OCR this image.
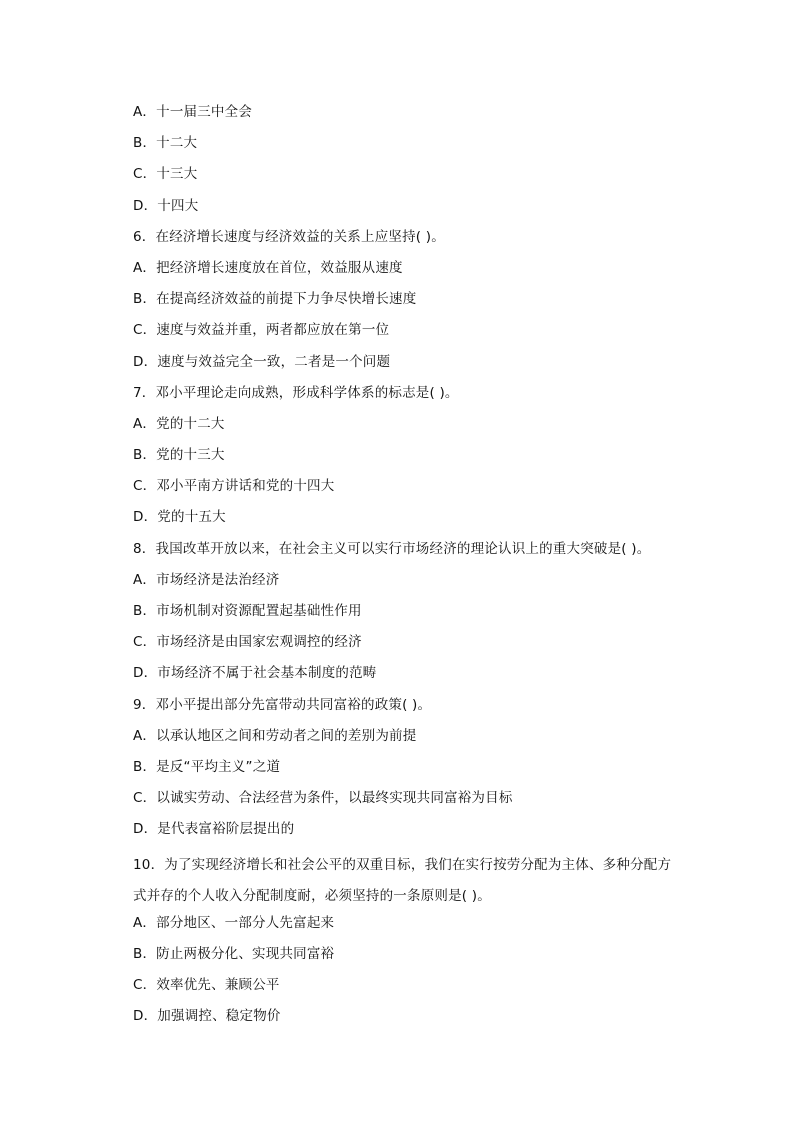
A．十一届三中全会
B．十二大
C．十三大
D．十四大
6．在经济增长速度与经济效益的关系上应坚持( )。
A．把经济增长速度放在首位，效益服从速度
B．在提高经济效益的前提下力争尽快增长速度
C．速度与效益并重，两者都应放在第一位
D．速度与效益完全一致，二者是一个问题
7．邓小平理论走向成熟，形成科学体系的标志是( )。
A．党的十二大
B．党的十三大
C．邓小平南方讲话和党的十四大
D．党的十五大
8．我国改革开放以来，在社会主义可以实行市场经济的理论认识上的重大突破是( )。
A．市场经济是法治经济
B．市场机制对资源配置起基础性作用
C．市场经济是由国家宏观调控的经济
D．市场经济不属于社会基本制度的范畴
9．邓小平提出部分先富带动共同富裕的政策( )。
A．以承认地区之间和劳动者之间的差别为前提
B．是反“平均主义”之道
C．以诚实劳动、合法经营为条件，以最终实现共同富裕为目标
D．是代表富裕阶层提出的
10．为了实现经济增长和社会公平的双重目标，我们在实行按劳分配为主体、多种分配方式并存的个人收入分配制度耐，必须坚持的一条原则是( )。
A．部分地区、一部分人先富起来
B．防止两极分化、实现共同富裕
C．效率优先、兼顾公平
D．加强调控、稳定物价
• • • •
Transcribe every entry word for word, but omit the pictures.

Solution to this task:
OCR this image.
A．十一届三中全会
B．十二大
C．十三大
D．十四大
6．在经济增长速度与经济效益的关系上应坚持( )。
A．把经济增长速度放在首位，效益服从速度
B．在提高经济效益的前提下力争尽快增长速度
C．速度与效益并重，两者都应放在第一位
D．速度与效益完全一致，二者是一个问题
7．邓小平理论走向成熟，形成科学体系的标志是( )。
A．党的十二大
B．党的十三大
C．邓小平南方讲话和党的十四大
D．党的十五大
8．我国改革开放以来，在社会主义可以实行市场经济的理论认识上的重大突破是( )。
A．市场经济是法治经济
B．市场机制对资源配置起基础性作用
C．市场经济是由国家宏观调控的经济
D．市场经济不属于社会基本制度的范畴
9．邓小平提出部分先富带动共同富裕的政策( )。
A．以承认地区之间和劳动者之间的差别为前提
B．是反“平均主义”之道
C．以诚实劳动、合法经营为条件，以最终实现共同富裕为目标
D．是代表富裕阶层提出的
10．为了实现经济增长和社会公平的双重目标，我们在实行按劳分配为主体、多种分配方式并存的个人收入分配制度耐，必须坚持的一条原则是( )。
A．部分地区、一部分人先富起来
B．防止两极分化、实现共同富裕
C．效率优先、兼顾公平
D．加强调控、稳定物价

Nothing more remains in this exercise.